Task requirements = Repeat the records in full and exactly, omitting pictures.

Given data =
+++

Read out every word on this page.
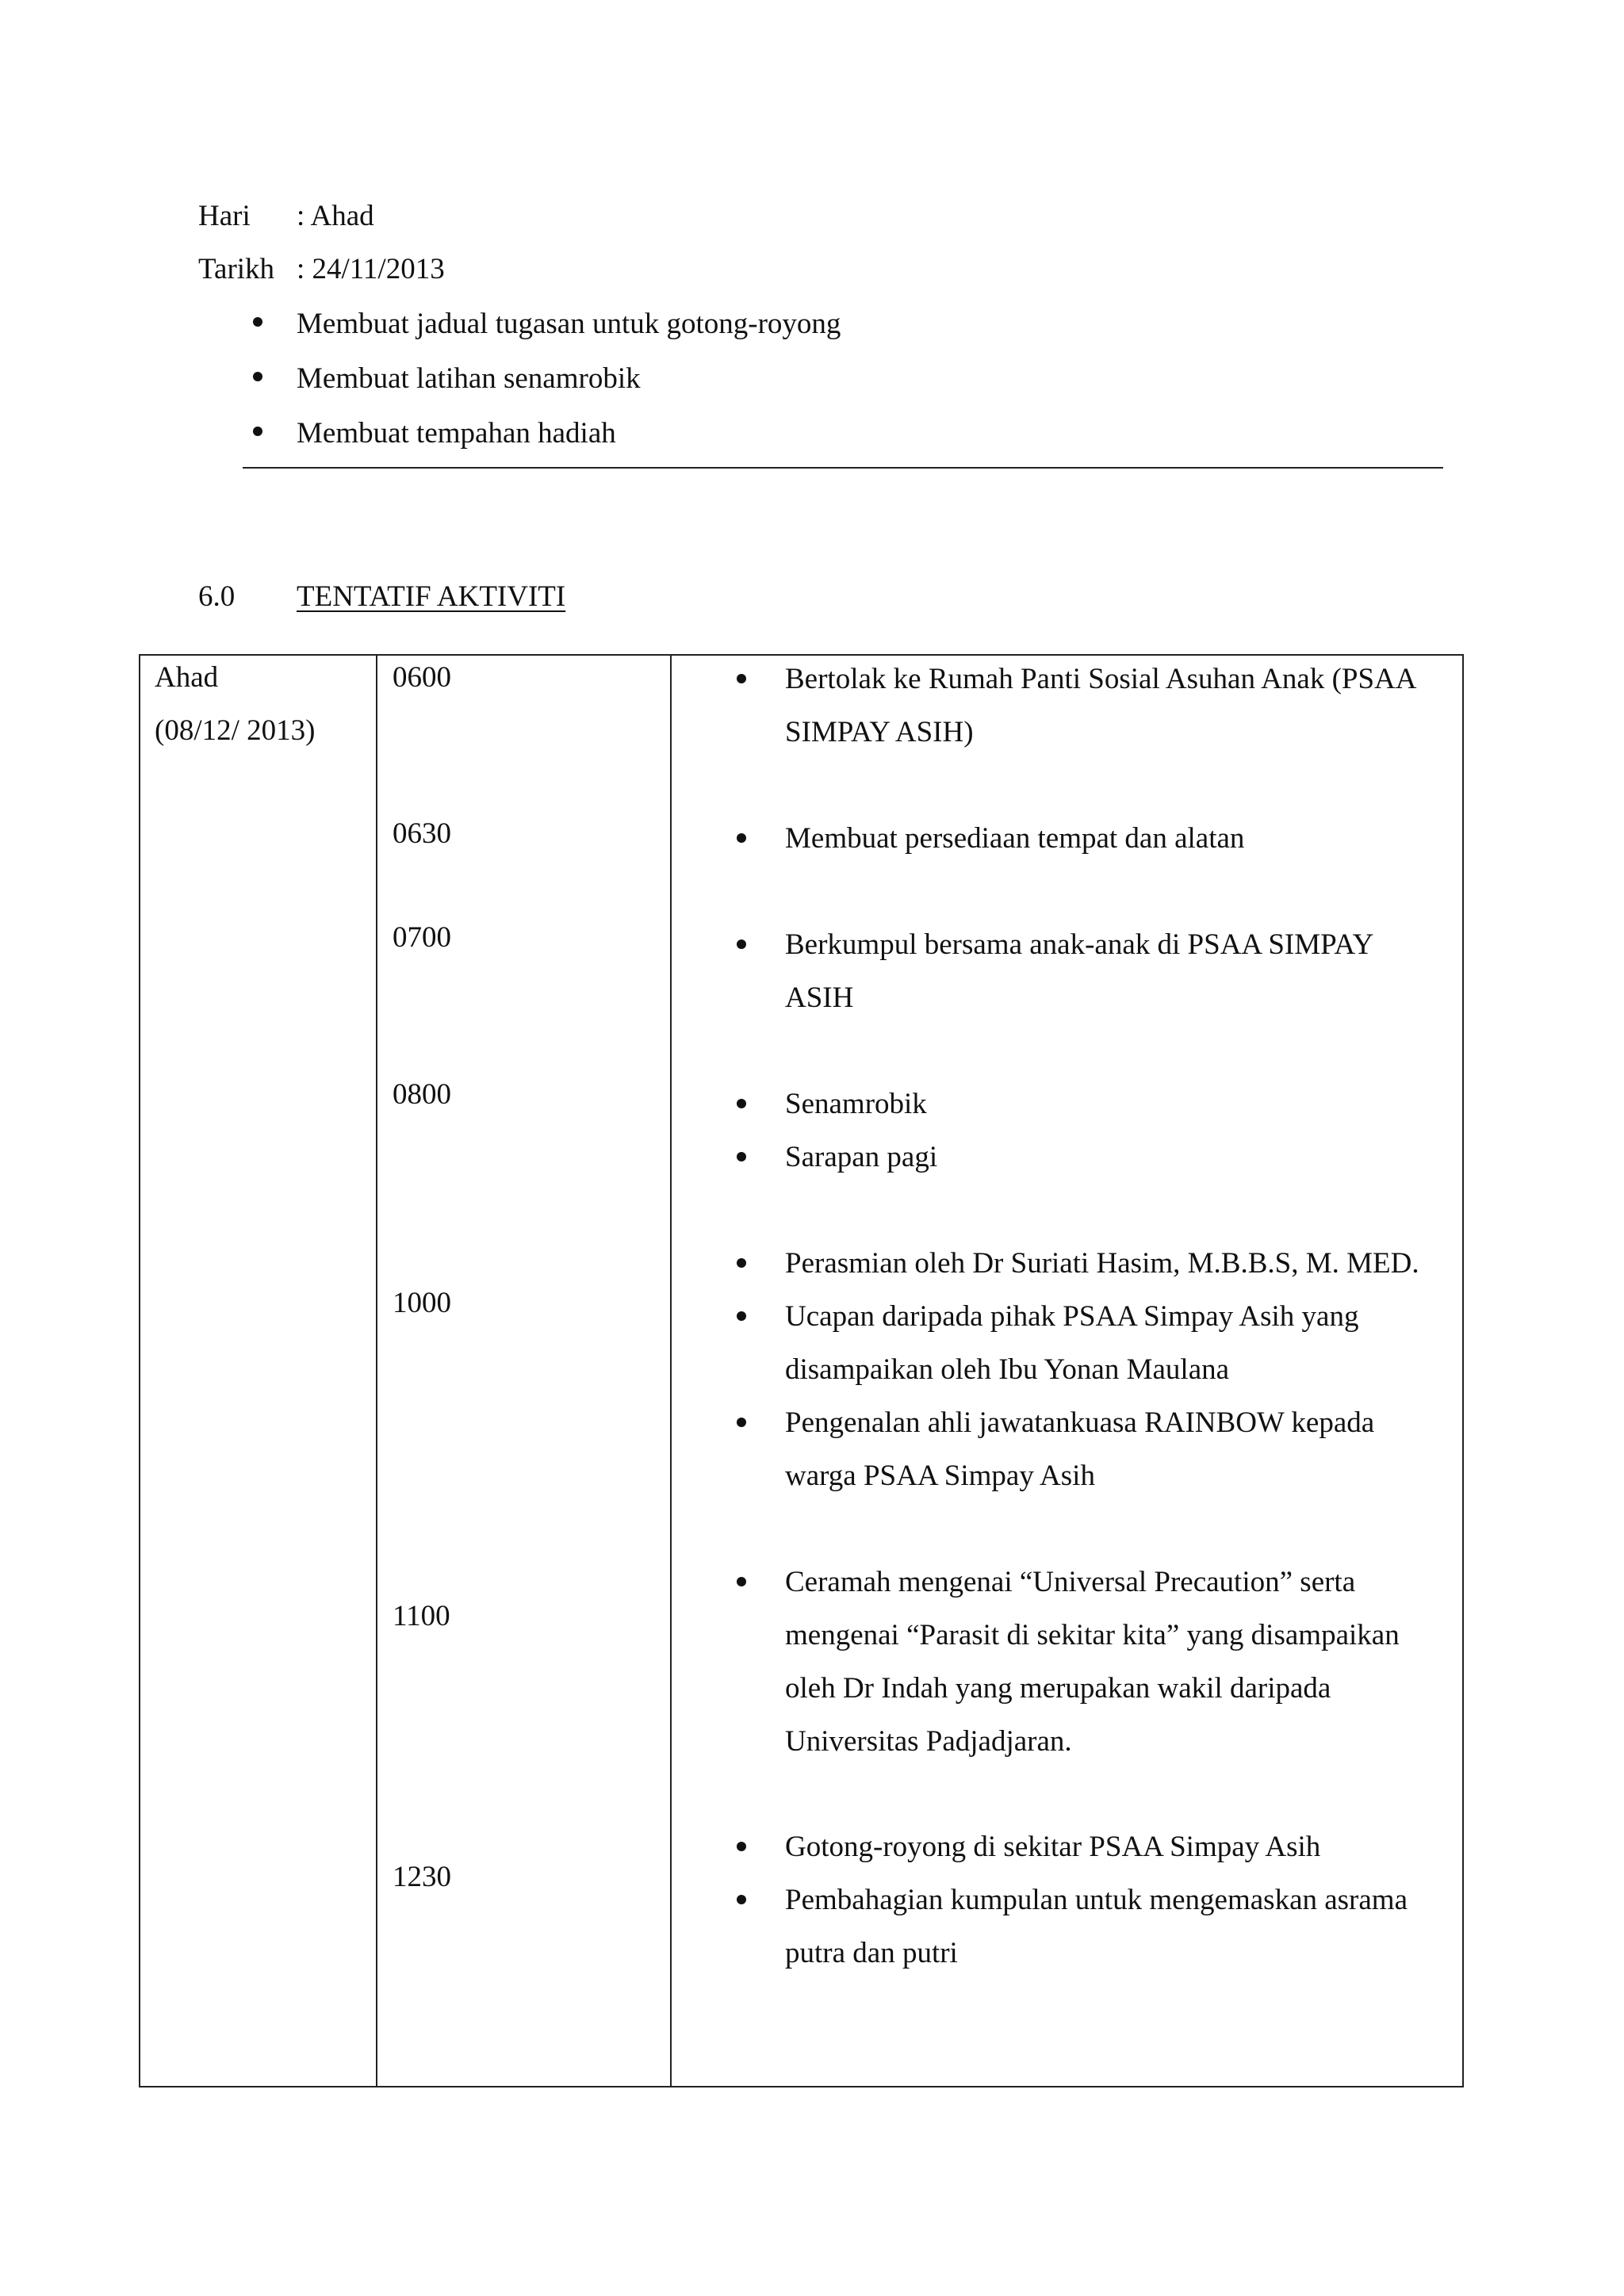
Hari : Ahad
Tarikh : 24/11/2013
Membuat jadual tugasan untuk gotong-royong
Membuat latihan senamrobik
Membuat tempahan hadiah
6.0 TENTATIF AKTIVITI
Ahad
(08/12/ 2013)
0600
0630
0700
0800
1000
1100
1230
Bertolak ke Rumah Panti Sosial Asuhan Anak (PSAA
SIMPAY ASIH)
Membuat persediaan tempat dan alatan
Berkumpul bersama anak-anak di PSAA SIMPAY
ASIH
Senamrobik
Sarapan pagi
Perasmian oleh Dr Suriati Hasim, M.B.B.S, M. MED.
Ucapan daripada pihak PSAA Simpay Asih yang
disampaikan oleh Ibu Yonan Maulana
Pengenalan ahli jawatankuasa RAINBOW kepada
warga PSAA Simpay Asih
Ceramah mengenai “Universal Precaution” serta
mengenai “Parasit di sekitar kita” yang disampaikan
oleh Dr Indah yang merupakan wakil daripada
Universitas Padjadjaran.
Gotong-royong di sekitar PSAA Simpay Asih
Pembahagian kumpulan untuk mengemaskan asrama
putra dan putri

+++

Right answer =
Read out every word on this page.
Hari : Ahad
Tarikh : 24/11/2013
Membuat jadual tugasan untuk gotong-royong
Membuat latihan senamrobik
Membuat tempahan hadiah
6.0 TENTATIF AKTIVITI
Ahad
(08/12/ 2013)
0600
0630
0700
0800
1000
1100
1230
Bertolak ke Rumah Panti Sosial Asuhan Anak (PSAA
SIMPAY ASIH)
Membuat persediaan tempat dan alatan
Berkumpul bersama anak-anak di PSAA SIMPAY
ASIH
Senamrobik
Sarapan pagi
Perasmian oleh Dr Suriati Hasim, M.B.B.S, M. MED.
Ucapan daripada pihak PSAA Simpay Asih yang
disampaikan oleh Ibu Yonan Maulana
Pengenalan ahli jawatankuasa RAINBOW kepada
warga PSAA Simpay Asih
Ceramah mengenai “Universal Precaution” serta
mengenai “Parasit di sekitar kita” yang disampaikan
oleh Dr Indah yang merupakan wakil daripada
Universitas Padjadjaran.
Gotong-royong di sekitar PSAA Simpay Asih
Pembahagian kumpulan untuk mengemaskan asrama
putra dan putri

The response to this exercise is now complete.